= Problem details =
Among the lines below, how many carry the string "extranjero"? Reply with a number and nothing else.

= Dataset extract =

--- --- ---

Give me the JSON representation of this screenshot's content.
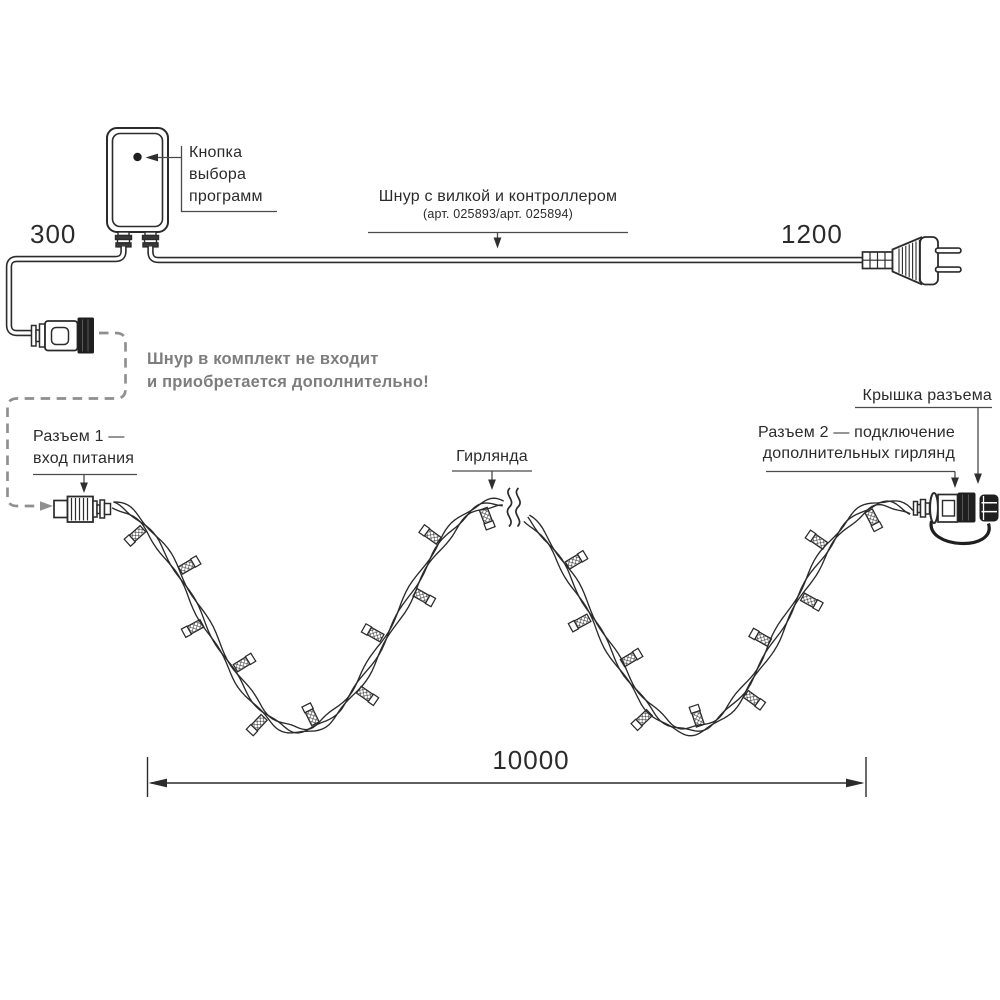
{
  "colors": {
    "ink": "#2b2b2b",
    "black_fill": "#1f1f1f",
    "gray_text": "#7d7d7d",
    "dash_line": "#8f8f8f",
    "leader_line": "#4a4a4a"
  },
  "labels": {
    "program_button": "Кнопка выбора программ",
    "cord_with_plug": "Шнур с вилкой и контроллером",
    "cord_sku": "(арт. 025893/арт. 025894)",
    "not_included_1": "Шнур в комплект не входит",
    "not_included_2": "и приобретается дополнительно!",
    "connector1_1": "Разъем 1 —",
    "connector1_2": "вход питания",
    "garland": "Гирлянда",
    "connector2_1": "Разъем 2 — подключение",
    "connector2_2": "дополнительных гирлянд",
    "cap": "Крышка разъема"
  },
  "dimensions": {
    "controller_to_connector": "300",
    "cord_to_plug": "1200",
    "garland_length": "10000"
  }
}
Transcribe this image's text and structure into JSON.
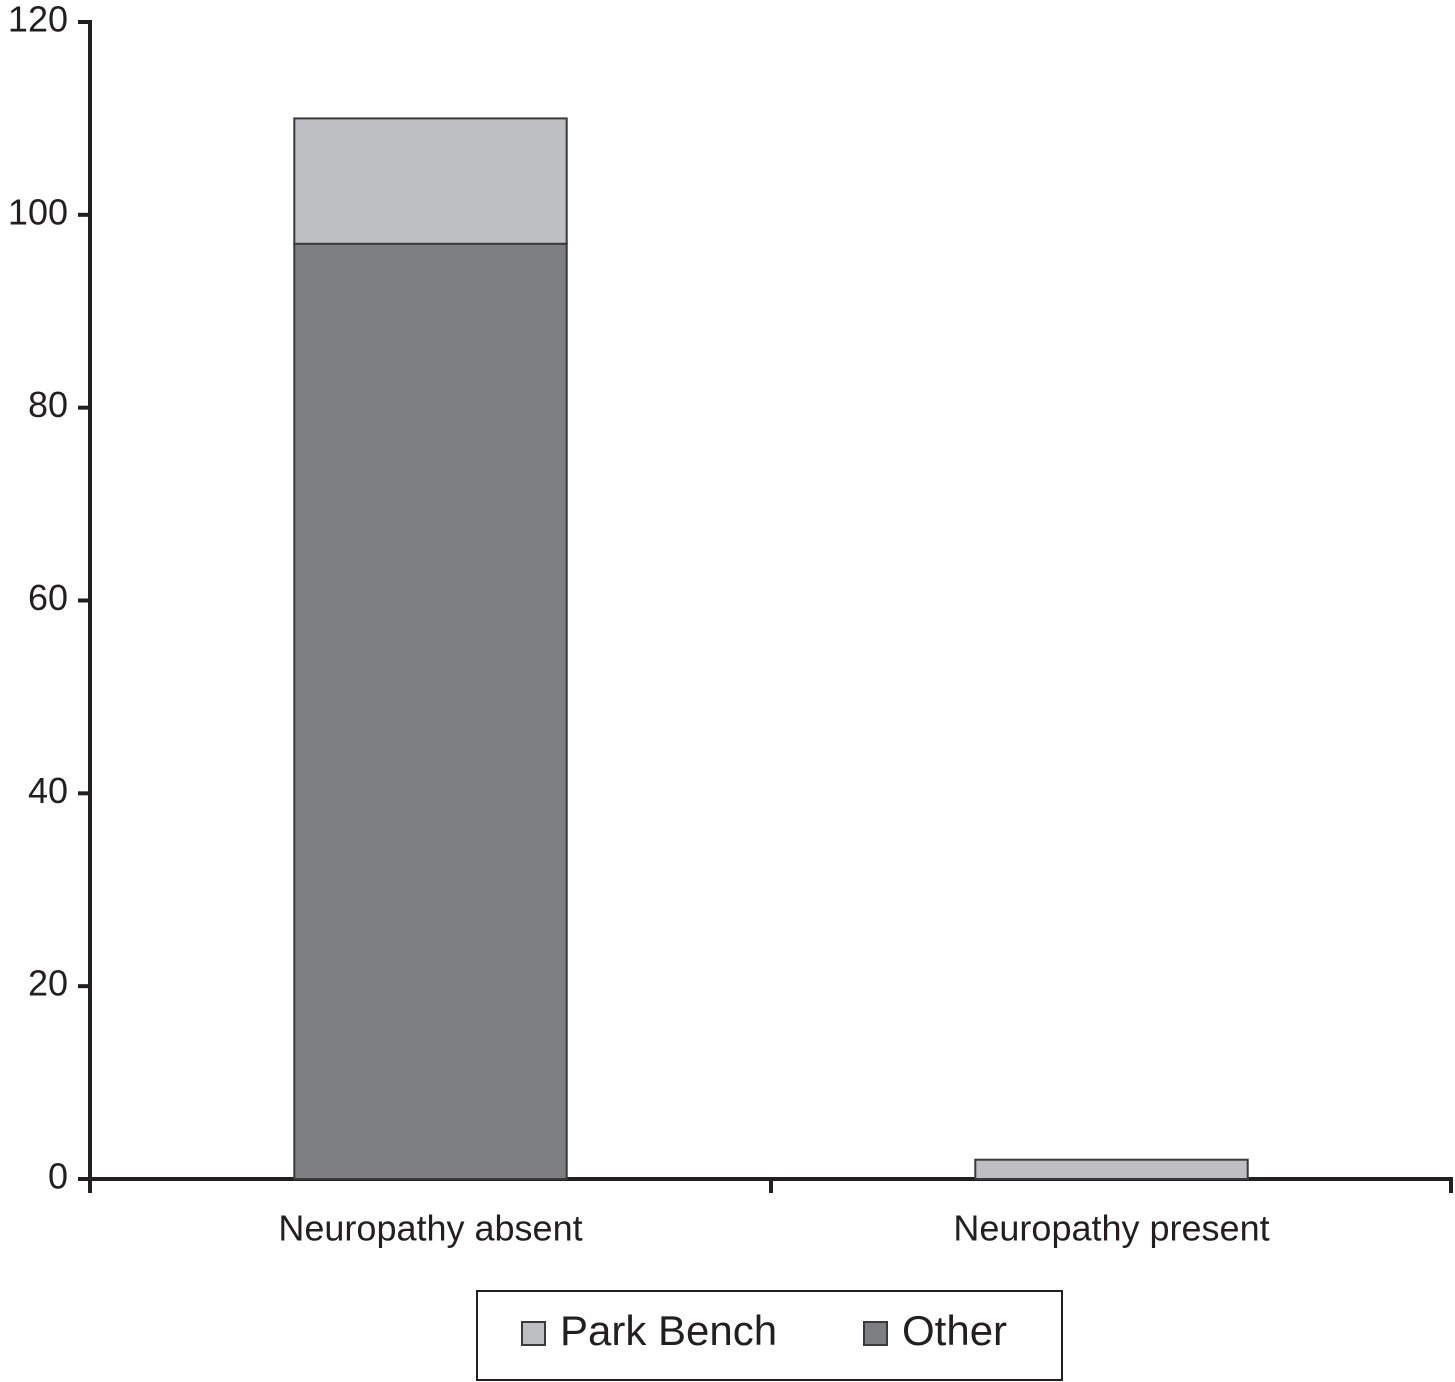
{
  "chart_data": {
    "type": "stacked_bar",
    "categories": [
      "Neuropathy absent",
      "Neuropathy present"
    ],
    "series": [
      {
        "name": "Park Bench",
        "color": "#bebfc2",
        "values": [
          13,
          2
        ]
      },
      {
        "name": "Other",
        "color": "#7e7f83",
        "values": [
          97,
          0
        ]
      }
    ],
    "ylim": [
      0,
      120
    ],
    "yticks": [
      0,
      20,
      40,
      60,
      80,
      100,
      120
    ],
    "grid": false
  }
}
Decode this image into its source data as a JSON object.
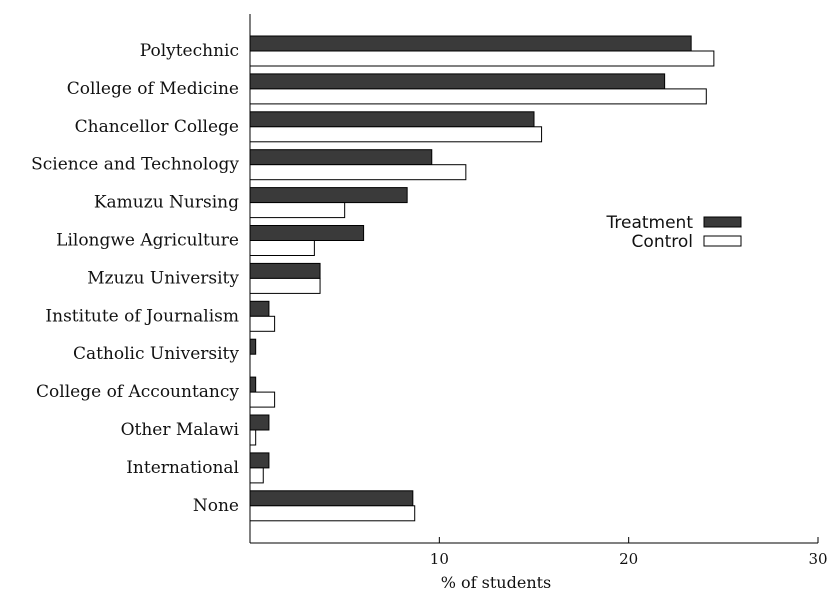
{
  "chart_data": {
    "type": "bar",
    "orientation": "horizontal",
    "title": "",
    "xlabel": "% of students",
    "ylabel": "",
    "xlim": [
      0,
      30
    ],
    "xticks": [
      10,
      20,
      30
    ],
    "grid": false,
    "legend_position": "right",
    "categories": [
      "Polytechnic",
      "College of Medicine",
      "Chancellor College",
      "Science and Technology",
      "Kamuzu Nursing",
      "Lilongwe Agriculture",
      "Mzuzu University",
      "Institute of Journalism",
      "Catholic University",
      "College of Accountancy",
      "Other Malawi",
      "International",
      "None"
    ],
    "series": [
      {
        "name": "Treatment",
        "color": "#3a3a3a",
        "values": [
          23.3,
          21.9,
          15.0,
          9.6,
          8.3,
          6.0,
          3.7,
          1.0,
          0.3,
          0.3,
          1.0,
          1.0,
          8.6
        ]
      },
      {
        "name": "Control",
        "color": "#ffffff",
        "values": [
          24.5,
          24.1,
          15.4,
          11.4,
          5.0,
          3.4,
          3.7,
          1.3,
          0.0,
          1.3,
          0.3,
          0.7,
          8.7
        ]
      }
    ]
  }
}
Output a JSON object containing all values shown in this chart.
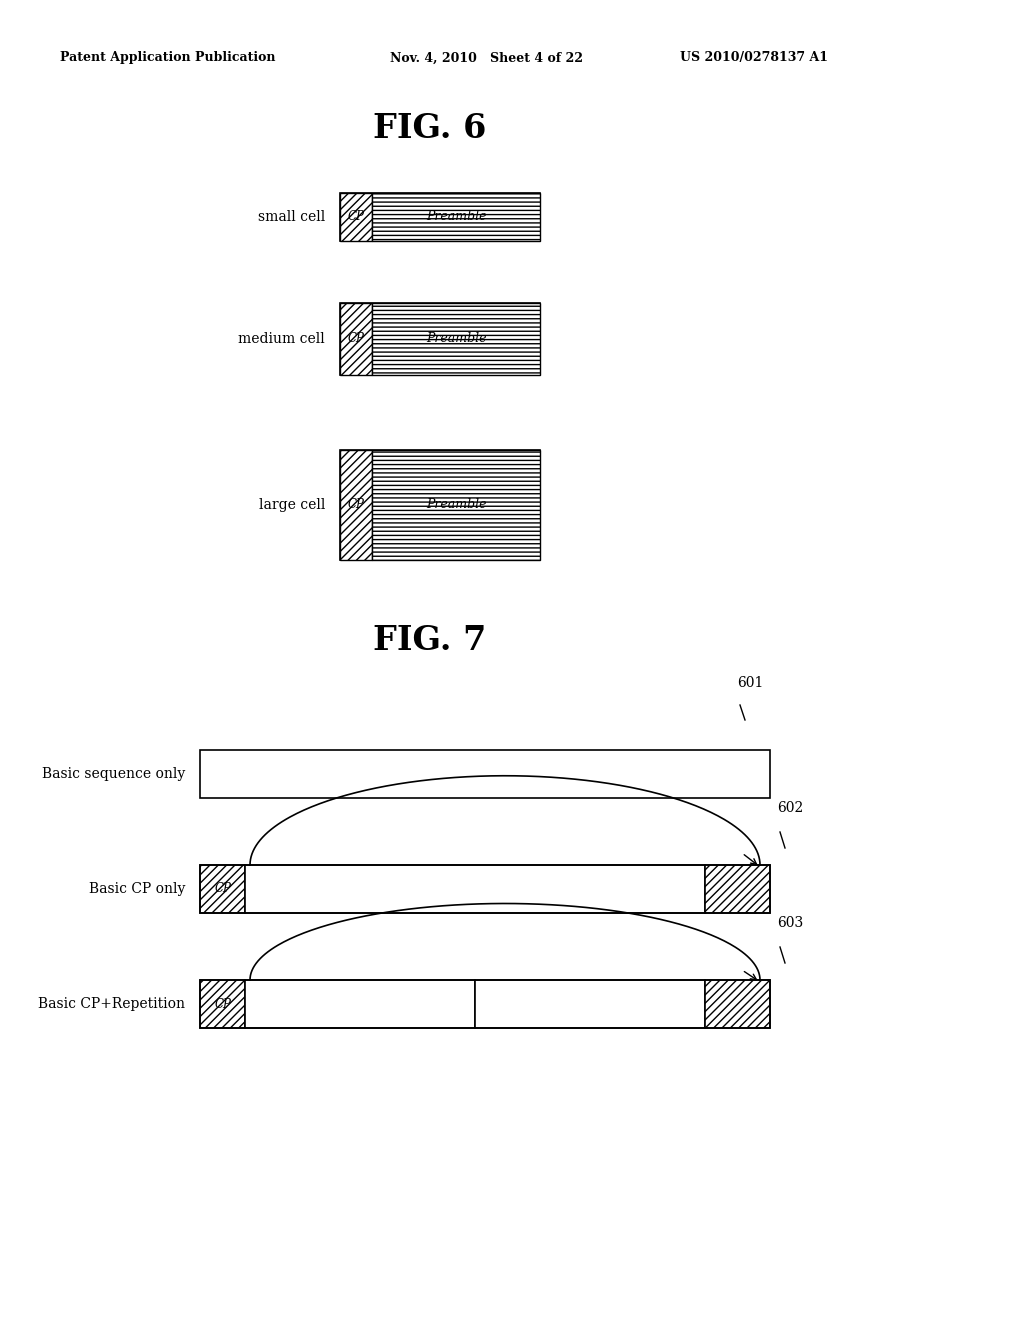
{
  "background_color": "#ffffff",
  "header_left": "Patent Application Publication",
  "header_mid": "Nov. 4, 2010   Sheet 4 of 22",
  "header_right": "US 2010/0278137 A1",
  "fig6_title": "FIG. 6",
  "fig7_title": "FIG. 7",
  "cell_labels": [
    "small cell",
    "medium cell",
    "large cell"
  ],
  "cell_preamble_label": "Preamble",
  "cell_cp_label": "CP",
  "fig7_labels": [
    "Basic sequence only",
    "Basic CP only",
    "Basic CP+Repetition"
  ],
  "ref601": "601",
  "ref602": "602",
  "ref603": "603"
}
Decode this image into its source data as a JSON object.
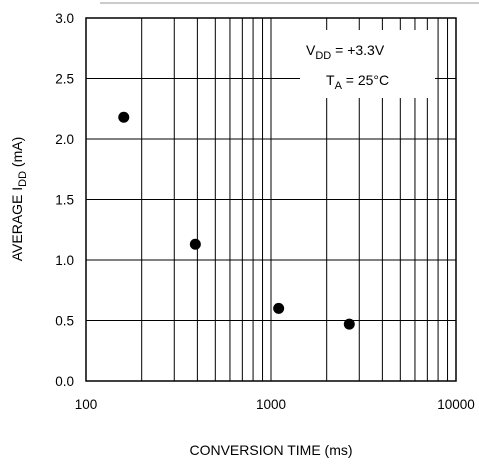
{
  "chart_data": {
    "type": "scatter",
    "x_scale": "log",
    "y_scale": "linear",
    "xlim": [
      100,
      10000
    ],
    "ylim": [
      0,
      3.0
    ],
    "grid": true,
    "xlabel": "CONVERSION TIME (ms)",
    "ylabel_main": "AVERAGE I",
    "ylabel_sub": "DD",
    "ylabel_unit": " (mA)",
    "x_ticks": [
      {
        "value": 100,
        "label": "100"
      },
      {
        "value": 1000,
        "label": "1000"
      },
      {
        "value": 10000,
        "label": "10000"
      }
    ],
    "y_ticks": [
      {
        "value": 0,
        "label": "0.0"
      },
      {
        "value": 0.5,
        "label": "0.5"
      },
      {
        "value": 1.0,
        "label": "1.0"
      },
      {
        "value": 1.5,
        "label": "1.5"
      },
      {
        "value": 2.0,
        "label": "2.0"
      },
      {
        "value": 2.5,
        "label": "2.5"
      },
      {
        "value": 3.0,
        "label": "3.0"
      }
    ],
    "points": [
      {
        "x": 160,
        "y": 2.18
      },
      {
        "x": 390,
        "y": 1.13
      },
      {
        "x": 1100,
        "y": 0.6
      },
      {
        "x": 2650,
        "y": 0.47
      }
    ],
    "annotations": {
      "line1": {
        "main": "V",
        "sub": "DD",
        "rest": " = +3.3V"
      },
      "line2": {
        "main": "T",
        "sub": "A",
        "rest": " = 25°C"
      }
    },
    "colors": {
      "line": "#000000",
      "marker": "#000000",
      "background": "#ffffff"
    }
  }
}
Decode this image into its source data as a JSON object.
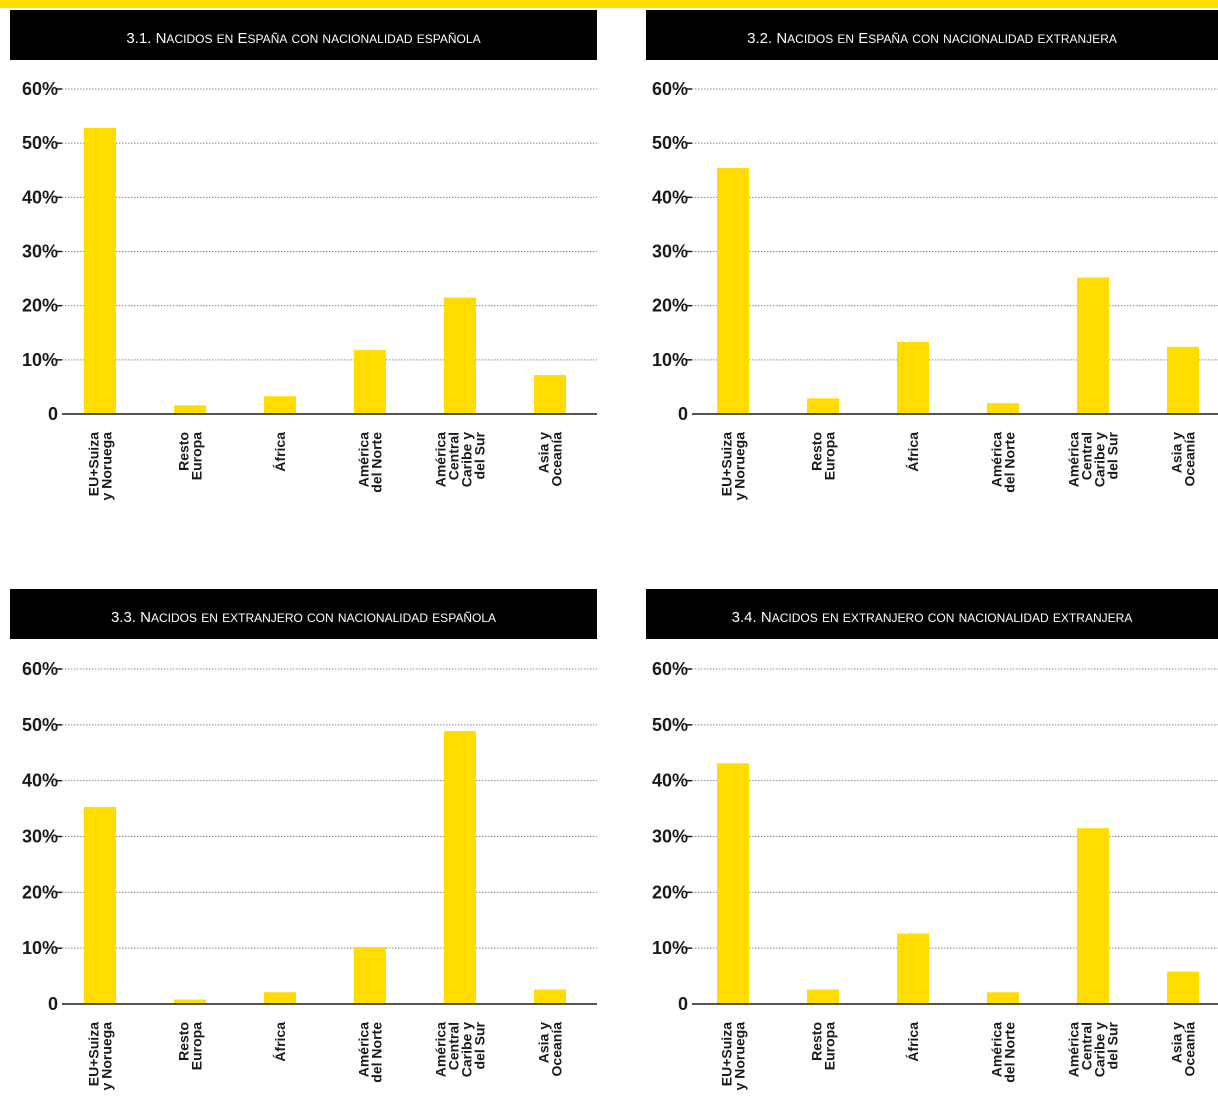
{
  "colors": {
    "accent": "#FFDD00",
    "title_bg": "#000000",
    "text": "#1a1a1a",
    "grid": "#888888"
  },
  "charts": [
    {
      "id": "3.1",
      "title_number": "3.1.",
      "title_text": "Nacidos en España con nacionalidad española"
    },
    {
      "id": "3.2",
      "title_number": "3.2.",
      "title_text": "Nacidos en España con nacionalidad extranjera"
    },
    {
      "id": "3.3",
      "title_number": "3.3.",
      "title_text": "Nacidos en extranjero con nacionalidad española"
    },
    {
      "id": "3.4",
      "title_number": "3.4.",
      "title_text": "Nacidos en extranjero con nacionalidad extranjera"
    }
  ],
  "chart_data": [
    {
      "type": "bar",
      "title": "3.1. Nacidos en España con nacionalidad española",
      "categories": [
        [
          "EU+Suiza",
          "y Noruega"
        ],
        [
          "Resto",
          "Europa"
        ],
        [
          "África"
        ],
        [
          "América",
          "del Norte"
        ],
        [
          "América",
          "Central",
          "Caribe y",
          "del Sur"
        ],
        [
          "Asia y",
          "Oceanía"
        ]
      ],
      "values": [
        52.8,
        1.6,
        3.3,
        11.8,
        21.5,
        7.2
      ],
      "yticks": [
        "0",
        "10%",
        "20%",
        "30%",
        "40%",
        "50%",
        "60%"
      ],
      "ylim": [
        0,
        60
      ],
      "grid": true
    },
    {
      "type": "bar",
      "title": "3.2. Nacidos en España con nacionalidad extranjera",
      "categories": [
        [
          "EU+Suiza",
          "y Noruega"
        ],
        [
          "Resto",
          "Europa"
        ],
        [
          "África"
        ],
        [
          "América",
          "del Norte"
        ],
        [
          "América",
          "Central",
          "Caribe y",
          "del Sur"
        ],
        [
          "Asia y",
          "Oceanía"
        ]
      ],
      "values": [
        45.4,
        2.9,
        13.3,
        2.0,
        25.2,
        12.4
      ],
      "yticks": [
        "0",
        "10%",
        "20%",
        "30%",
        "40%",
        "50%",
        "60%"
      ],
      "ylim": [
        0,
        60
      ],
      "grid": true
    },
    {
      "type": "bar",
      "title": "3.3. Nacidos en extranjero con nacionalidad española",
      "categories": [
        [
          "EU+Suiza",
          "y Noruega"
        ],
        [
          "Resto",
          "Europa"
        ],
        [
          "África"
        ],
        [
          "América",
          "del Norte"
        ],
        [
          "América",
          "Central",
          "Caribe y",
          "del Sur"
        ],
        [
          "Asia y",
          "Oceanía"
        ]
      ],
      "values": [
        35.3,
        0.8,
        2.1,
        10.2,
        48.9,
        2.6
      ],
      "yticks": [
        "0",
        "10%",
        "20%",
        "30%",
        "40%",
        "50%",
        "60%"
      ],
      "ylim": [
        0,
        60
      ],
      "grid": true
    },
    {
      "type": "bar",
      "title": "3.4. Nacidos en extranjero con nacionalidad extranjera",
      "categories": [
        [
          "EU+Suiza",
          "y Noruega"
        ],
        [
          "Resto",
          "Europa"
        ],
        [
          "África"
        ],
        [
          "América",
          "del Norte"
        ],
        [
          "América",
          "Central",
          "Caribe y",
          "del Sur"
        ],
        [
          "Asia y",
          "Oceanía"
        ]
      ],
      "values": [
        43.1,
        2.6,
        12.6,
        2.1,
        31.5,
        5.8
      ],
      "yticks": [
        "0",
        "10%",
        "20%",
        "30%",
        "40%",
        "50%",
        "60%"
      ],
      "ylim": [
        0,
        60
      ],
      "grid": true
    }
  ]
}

--- --- ---

= Correct result =
4